## Collected data
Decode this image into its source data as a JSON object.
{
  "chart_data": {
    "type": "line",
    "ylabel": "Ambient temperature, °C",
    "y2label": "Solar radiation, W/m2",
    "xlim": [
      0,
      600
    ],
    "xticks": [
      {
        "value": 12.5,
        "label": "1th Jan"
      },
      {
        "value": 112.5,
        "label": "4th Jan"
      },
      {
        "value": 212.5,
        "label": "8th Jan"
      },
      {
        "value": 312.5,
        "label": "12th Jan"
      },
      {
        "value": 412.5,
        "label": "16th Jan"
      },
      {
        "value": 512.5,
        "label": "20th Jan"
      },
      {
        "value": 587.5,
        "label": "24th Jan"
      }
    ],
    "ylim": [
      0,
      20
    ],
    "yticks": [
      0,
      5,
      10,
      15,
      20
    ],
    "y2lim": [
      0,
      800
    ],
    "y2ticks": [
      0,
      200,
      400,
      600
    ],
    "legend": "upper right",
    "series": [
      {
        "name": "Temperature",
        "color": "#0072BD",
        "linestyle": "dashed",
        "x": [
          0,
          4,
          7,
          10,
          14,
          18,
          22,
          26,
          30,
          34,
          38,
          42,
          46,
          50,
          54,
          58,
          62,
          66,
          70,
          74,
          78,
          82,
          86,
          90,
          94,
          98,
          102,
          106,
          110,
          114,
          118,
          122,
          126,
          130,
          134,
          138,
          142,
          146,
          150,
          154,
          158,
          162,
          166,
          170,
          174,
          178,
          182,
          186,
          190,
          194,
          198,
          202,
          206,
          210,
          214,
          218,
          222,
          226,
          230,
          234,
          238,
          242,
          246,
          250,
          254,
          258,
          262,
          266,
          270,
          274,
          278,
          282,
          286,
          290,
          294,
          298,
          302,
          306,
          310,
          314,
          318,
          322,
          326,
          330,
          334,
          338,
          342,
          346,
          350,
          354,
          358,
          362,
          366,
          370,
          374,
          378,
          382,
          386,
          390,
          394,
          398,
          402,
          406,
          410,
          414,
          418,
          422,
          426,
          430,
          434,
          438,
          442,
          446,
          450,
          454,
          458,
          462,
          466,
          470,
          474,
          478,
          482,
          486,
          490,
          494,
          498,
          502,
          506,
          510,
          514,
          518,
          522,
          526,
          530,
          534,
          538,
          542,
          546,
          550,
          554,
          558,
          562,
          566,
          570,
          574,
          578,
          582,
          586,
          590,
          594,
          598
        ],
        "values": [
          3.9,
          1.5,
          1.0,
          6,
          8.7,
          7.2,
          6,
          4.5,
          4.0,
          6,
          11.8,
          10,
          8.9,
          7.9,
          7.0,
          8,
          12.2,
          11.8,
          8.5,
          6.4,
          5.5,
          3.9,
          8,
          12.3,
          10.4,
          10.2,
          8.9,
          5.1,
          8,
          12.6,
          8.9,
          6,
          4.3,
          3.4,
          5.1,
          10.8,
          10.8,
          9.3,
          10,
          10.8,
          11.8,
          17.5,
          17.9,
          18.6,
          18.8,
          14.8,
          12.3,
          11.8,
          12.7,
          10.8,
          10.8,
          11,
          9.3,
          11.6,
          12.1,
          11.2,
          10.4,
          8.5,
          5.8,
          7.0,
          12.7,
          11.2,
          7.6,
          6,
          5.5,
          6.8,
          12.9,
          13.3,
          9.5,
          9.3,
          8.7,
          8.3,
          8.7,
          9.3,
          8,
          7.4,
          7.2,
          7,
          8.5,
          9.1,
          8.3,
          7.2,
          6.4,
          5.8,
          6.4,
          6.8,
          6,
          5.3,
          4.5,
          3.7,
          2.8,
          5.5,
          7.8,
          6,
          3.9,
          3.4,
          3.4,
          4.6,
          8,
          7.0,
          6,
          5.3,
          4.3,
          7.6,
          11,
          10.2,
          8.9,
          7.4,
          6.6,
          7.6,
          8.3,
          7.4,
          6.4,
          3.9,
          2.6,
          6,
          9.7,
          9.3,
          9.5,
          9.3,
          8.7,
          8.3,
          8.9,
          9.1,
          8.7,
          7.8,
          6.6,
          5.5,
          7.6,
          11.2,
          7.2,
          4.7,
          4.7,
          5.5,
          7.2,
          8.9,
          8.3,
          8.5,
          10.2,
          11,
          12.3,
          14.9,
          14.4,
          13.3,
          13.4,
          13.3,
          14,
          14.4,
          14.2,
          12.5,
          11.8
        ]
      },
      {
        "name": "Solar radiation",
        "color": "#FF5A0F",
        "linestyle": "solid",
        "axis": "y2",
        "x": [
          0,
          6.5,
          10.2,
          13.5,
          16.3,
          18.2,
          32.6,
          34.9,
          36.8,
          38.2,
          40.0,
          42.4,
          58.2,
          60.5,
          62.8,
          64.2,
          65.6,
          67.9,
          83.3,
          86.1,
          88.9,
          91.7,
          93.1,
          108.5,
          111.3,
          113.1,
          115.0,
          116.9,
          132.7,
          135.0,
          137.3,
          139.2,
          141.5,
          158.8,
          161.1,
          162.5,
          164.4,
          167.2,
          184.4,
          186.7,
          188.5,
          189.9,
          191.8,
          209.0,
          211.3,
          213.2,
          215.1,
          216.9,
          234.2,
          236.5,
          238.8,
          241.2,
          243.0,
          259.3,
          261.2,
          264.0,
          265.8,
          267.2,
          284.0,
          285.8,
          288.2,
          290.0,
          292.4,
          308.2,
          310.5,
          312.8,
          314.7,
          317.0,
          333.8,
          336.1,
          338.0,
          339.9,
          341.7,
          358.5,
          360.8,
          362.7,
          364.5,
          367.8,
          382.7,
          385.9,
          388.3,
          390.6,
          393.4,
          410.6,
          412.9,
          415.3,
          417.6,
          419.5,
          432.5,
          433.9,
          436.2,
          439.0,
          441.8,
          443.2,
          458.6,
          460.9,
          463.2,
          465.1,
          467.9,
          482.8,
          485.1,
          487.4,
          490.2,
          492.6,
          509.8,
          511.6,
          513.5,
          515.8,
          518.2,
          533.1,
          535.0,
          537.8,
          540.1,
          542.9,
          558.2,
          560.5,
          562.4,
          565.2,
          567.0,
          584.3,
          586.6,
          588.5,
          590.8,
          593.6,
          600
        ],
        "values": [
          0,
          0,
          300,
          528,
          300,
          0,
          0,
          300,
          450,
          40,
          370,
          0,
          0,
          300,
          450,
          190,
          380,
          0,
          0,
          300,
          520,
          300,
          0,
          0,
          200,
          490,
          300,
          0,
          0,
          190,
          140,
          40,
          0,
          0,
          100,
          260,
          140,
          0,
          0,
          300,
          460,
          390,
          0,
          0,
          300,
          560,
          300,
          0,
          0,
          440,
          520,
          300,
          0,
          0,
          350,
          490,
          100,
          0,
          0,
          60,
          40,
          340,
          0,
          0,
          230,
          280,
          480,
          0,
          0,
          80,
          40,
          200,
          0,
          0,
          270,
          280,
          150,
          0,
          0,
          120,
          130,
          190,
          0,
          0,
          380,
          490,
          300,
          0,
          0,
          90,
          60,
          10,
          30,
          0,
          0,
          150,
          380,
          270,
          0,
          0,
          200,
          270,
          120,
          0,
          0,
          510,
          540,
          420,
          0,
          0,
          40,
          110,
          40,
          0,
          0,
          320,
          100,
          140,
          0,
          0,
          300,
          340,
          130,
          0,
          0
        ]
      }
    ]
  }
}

## Required work
Nothing in the listing may be changed; retype it all exactly.

## The solution
Decode this image into its source data as a JSON object.
{
  "chart_data": {
    "type": "line",
    "ylabel": "Ambient temperature, °C",
    "y2label": "Solar radiation, W/m2",
    "xlim": [
      0,
      600
    ],
    "xticks": [
      {
        "value": 12.5,
        "label": "1th Jan"
      },
      {
        "value": 112.5,
        "label": "4th Jan"
      },
      {
        "value": 212.5,
        "label": "8th Jan"
      },
      {
        "value": 312.5,
        "label": "12th Jan"
      },
      {
        "value": 412.5,
        "label": "16th Jan"
      },
      {
        "value": 512.5,
        "label": "20th Jan"
      },
      {
        "value": 587.5,
        "label": "24th Jan"
      }
    ],
    "ylim": [
      0,
      20
    ],
    "yticks": [
      0,
      5,
      10,
      15,
      20
    ],
    "y2lim": [
      0,
      800
    ],
    "y2ticks": [
      0,
      200,
      400,
      600
    ],
    "legend": "upper right",
    "series": [
      {
        "name": "Temperature",
        "color": "#0072BD",
        "linestyle": "dashed",
        "x": [
          0,
          4,
          7,
          10,
          14,
          18,
          22,
          26,
          30,
          34,
          38,
          42,
          46,
          50,
          54,
          58,
          62,
          66,
          70,
          74,
          78,
          82,
          86,
          90,
          94,
          98,
          102,
          106,
          110,
          114,
          118,
          122,
          126,
          130,
          134,
          138,
          142,
          146,
          150,
          154,
          158,
          162,
          166,
          170,
          174,
          178,
          182,
          186,
          190,
          194,
          198,
          202,
          206,
          210,
          214,
          218,
          222,
          226,
          230,
          234,
          238,
          242,
          246,
          250,
          254,
          258,
          262,
          266,
          270,
          274,
          278,
          282,
          286,
          290,
          294,
          298,
          302,
          306,
          310,
          314,
          318,
          322,
          326,
          330,
          334,
          338,
          342,
          346,
          350,
          354,
          358,
          362,
          366,
          370,
          374,
          378,
          382,
          386,
          390,
          394,
          398,
          402,
          406,
          410,
          414,
          418,
          422,
          426,
          430,
          434,
          438,
          442,
          446,
          450,
          454,
          458,
          462,
          466,
          470,
          474,
          478,
          482,
          486,
          490,
          494,
          498,
          502,
          506,
          510,
          514,
          518,
          522,
          526,
          530,
          534,
          538,
          542,
          546,
          550,
          554,
          558,
          562,
          566,
          570,
          574,
          578,
          582,
          586,
          590,
          594,
          598
        ],
        "values": [
          3.9,
          1.5,
          1.0,
          6,
          8.7,
          7.2,
          6,
          4.5,
          4.0,
          6,
          11.8,
          10,
          8.9,
          7.9,
          7.0,
          8,
          12.2,
          11.8,
          8.5,
          6.4,
          5.5,
          3.9,
          8,
          12.3,
          10.4,
          10.2,
          8.9,
          5.1,
          8,
          12.6,
          8.9,
          6,
          4.3,
          3.4,
          5.1,
          10.8,
          10.8,
          9.3,
          10,
          10.8,
          11.8,
          17.5,
          17.9,
          18.6,
          18.8,
          14.8,
          12.3,
          11.8,
          12.7,
          10.8,
          10.8,
          11,
          9.3,
          11.6,
          12.1,
          11.2,
          10.4,
          8.5,
          5.8,
          7.0,
          12.7,
          11.2,
          7.6,
          6,
          5.5,
          6.8,
          12.9,
          13.3,
          9.5,
          9.3,
          8.7,
          8.3,
          8.7,
          9.3,
          8,
          7.4,
          7.2,
          7,
          8.5,
          9.1,
          8.3,
          7.2,
          6.4,
          5.8,
          6.4,
          6.8,
          6,
          5.3,
          4.5,
          3.7,
          2.8,
          5.5,
          7.8,
          6,
          3.9,
          3.4,
          3.4,
          4.6,
          8,
          7.0,
          6,
          5.3,
          4.3,
          7.6,
          11,
          10.2,
          8.9,
          7.4,
          6.6,
          7.6,
          8.3,
          7.4,
          6.4,
          3.9,
          2.6,
          6,
          9.7,
          9.3,
          9.5,
          9.3,
          8.7,
          8.3,
          8.9,
          9.1,
          8.7,
          7.8,
          6.6,
          5.5,
          7.6,
          11.2,
          7.2,
          4.7,
          4.7,
          5.5,
          7.2,
          8.9,
          8.3,
          8.5,
          10.2,
          11,
          12.3,
          14.9,
          14.4,
          13.3,
          13.4,
          13.3,
          14,
          14.4,
          14.2,
          12.5,
          11.8
        ]
      },
      {
        "name": "Solar radiation",
        "color": "#FF5A0F",
        "linestyle": "solid",
        "axis": "y2",
        "x": [
          0,
          6.5,
          10.2,
          13.5,
          16.3,
          18.2,
          32.6,
          34.9,
          36.8,
          38.2,
          40.0,
          42.4,
          58.2,
          60.5,
          62.8,
          64.2,
          65.6,
          67.9,
          83.3,
          86.1,
          88.9,
          91.7,
          93.1,
          108.5,
          111.3,
          113.1,
          115.0,
          116.9,
          132.7,
          135.0,
          137.3,
          139.2,
          141.5,
          158.8,
          161.1,
          162.5,
          164.4,
          167.2,
          184.4,
          186.7,
          188.5,
          189.9,
          191.8,
          209.0,
          211.3,
          213.2,
          215.1,
          216.9,
          234.2,
          236.5,
          238.8,
          241.2,
          243.0,
          259.3,
          261.2,
          264.0,
          265.8,
          267.2,
          284.0,
          285.8,
          288.2,
          290.0,
          292.4,
          308.2,
          310.5,
          312.8,
          314.7,
          317.0,
          333.8,
          336.1,
          338.0,
          339.9,
          341.7,
          358.5,
          360.8,
          362.7,
          364.5,
          367.8,
          382.7,
          385.9,
          388.3,
          390.6,
          393.4,
          410.6,
          412.9,
          415.3,
          417.6,
          419.5,
          432.5,
          433.9,
          436.2,
          439.0,
          441.8,
          443.2,
          458.6,
          460.9,
          463.2,
          465.1,
          467.9,
          482.8,
          485.1,
          487.4,
          490.2,
          492.6,
          509.8,
          511.6,
          513.5,
          515.8,
          518.2,
          533.1,
          535.0,
          537.8,
          540.1,
          542.9,
          558.2,
          560.5,
          562.4,
          565.2,
          567.0,
          584.3,
          586.6,
          588.5,
          590.8,
          593.6,
          600
        ],
        "values": [
          0,
          0,
          300,
          528,
          300,
          0,
          0,
          300,
          450,
          40,
          370,
          0,
          0,
          300,
          450,
          190,
          380,
          0,
          0,
          300,
          520,
          300,
          0,
          0,
          200,
          490,
          300,
          0,
          0,
          190,
          140,
          40,
          0,
          0,
          100,
          260,
          140,
          0,
          0,
          300,
          460,
          390,
          0,
          0,
          300,
          560,
          300,
          0,
          0,
          440,
          520,
          300,
          0,
          0,
          350,
          490,
          100,
          0,
          0,
          60,
          40,
          340,
          0,
          0,
          230,
          280,
          480,
          0,
          0,
          80,
          40,
          200,
          0,
          0,
          270,
          280,
          150,
          0,
          0,
          120,
          130,
          190,
          0,
          0,
          380,
          490,
          300,
          0,
          0,
          90,
          60,
          10,
          30,
          0,
          0,
          150,
          380,
          270,
          0,
          0,
          200,
          270,
          120,
          0,
          0,
          510,
          540,
          420,
          0,
          0,
          40,
          110,
          40,
          0,
          0,
          320,
          100,
          140,
          0,
          0,
          300,
          340,
          130,
          0,
          0
        ]
      }
    ]
  }
}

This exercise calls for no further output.